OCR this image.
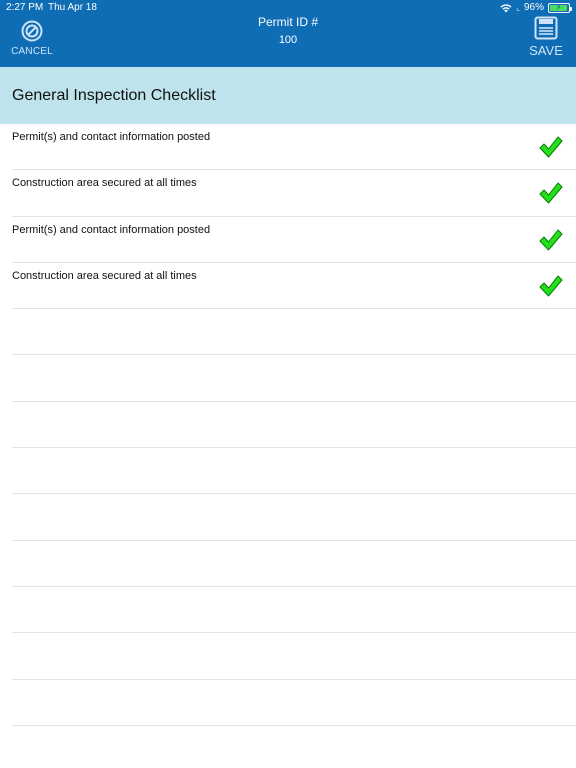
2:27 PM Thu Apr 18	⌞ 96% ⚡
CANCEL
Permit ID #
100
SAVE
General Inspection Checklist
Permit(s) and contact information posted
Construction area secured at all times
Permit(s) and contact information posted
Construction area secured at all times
################
### [Directions]
Every record is to be reproduced exactly, with no pictures included.

### [Exercise response]
OCR this image.
2:27 PM Thu Apr 18	⌞ 96% ⚡
CANCEL
Permit ID #
100
SAVE
General Inspection Checklist
Permit(s) and contact information posted
Construction area secured at all times
Permit(s) and contact information posted
Construction area secured at all times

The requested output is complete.